> _TASK DESCRIPTION_
Please copy the sockperf forum excerpt below word for word, from its first line to its last.

> _SELECTED TEXT_

=-=-=-=-=

Usually, I wait a day and find the process at 100%. For now I have workarounded the problem by blocking the ip that sparks the event with the firewall.

I am available to perform tests.

Marco

O-ring commented 2 years ago

Hello Igor,

Attached you can find the capture I made with tcpdump: 10.24.15.6 is the linux system where sockperf is running.

This is what is printed on the console:

Sat May 21 22:52:23 UTC 2022: ADDR = 0.0.0.0:11111 # TCP sockperf: ERROR: Message received was larger than expected, message ignored. (errno=0 Success) Sat May 21 22:52:23 UTC 2022: ADDR = 0.0.0.0:11111 # TCP sockperf: ERROR: Message received was larger than expected, message ignored. (errno=0 Success) Sat May 21 22:52:23 UTC 2022: ADDR = 0.0.0.0:11111 # TCP sockperf: ERROR: Message received was larger than expected, message ignored. (errno=0 Success)

=-=-=-=-=

> _DATA EXCERPTS_

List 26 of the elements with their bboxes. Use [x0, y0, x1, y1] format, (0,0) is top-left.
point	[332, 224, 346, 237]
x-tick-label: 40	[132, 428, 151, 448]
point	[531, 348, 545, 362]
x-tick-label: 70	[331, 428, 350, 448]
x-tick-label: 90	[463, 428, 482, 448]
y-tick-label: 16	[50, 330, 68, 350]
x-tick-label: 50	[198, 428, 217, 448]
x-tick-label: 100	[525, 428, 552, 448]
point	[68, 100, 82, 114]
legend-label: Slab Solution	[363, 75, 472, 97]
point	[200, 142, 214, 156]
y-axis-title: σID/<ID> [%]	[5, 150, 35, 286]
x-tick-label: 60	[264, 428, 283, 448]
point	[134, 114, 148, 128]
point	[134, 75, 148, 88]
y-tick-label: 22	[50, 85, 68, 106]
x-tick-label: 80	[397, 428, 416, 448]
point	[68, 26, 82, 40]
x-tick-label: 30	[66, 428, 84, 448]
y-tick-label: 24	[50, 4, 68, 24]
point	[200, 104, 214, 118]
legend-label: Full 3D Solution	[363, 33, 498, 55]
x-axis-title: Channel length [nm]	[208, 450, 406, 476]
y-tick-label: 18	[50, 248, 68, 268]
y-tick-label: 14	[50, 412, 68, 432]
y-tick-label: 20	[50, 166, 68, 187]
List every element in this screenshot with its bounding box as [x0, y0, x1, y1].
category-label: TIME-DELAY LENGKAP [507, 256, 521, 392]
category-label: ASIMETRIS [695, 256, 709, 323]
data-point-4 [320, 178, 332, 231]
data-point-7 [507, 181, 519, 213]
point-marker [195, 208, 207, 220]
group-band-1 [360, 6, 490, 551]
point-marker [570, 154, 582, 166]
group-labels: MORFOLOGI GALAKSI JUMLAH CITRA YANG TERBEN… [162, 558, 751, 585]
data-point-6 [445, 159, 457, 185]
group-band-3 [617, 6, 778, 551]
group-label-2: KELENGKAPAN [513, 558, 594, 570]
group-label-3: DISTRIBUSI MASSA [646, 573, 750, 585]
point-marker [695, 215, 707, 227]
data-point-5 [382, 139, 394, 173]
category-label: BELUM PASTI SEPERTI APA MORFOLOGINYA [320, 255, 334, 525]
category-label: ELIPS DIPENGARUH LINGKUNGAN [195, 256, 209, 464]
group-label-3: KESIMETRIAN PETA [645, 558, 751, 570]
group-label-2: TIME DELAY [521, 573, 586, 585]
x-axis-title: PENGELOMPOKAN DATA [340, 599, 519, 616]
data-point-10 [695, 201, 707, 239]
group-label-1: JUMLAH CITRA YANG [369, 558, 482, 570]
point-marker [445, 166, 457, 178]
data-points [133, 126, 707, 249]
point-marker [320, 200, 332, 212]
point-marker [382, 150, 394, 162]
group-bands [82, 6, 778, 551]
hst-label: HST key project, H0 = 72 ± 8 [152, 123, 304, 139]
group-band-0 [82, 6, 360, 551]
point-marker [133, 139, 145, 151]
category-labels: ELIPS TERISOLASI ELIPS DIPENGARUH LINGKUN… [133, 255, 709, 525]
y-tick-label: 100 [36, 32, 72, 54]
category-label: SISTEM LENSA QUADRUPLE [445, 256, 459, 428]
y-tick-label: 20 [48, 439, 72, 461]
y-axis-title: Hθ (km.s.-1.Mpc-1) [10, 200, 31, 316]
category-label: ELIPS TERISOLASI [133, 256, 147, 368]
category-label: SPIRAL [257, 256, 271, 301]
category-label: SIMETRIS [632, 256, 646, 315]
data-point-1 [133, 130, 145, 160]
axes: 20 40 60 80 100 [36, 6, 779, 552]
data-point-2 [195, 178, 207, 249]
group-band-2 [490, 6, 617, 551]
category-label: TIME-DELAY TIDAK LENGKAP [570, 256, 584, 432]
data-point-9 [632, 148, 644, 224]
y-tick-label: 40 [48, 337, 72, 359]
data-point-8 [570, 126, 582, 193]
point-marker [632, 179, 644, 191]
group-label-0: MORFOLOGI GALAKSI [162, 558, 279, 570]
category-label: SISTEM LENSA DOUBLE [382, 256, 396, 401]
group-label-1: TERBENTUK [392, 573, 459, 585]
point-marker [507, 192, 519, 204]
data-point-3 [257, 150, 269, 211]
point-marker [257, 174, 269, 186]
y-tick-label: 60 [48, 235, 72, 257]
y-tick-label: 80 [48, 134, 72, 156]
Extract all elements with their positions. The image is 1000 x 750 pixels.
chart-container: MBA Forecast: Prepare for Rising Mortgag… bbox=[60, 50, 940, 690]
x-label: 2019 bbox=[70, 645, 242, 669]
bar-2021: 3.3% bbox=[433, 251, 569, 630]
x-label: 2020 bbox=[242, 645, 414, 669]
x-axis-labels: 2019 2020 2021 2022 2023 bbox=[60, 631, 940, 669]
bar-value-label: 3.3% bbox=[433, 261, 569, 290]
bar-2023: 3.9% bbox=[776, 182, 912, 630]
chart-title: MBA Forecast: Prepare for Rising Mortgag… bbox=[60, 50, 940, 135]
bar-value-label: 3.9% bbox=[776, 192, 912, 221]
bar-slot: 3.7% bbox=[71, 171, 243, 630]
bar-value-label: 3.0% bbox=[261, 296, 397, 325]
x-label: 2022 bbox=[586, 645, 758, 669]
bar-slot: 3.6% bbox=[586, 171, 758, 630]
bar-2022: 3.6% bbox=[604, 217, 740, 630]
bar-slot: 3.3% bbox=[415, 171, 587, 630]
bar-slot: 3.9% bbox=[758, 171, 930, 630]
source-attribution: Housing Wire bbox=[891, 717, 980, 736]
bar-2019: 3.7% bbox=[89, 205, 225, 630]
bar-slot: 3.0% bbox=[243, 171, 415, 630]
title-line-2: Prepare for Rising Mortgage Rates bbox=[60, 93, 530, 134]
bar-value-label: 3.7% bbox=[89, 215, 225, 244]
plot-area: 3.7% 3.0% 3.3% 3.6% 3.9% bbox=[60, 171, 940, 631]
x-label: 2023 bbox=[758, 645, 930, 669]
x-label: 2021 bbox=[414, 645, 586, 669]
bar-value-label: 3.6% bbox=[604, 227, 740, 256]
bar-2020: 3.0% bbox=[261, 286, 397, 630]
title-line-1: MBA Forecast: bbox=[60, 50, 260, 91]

=-=-=-=-=

> _TASK RESPONSE_
Usually, I wait a day and find the process at 100%. For now I have workarounded the problem by blocking the ip that sparks the event with the firewall.

I am available to perform tests.

Marco

O-ring commented 2 years ago

Hello Igor,

Attached you can find the capture I made with tcpdump: 10.24.15.6 is the linux system where sockperf is running.

This is what is printed on the console:

Sat May 21 22:52:23 UTC 2022: ADDR = 0.0.0.0:11111 # TCP sockperf: ERROR: Message received was larger than expected, message ignored. (errno=0 Success) Sat May 21 22:52:23 UTC 2022: ADDR = 0.0.0.0:11111 # TCP sockperf: ERROR: Message received was larger than expected, message ignored. (errno=0 Success) Sat May 21 22:52:23 UTC 2022: ADDR = 0.0.0.0:11111 # TCP sockperf: ERROR: Message received was larger than expected, message ignored. (errno=0 Success)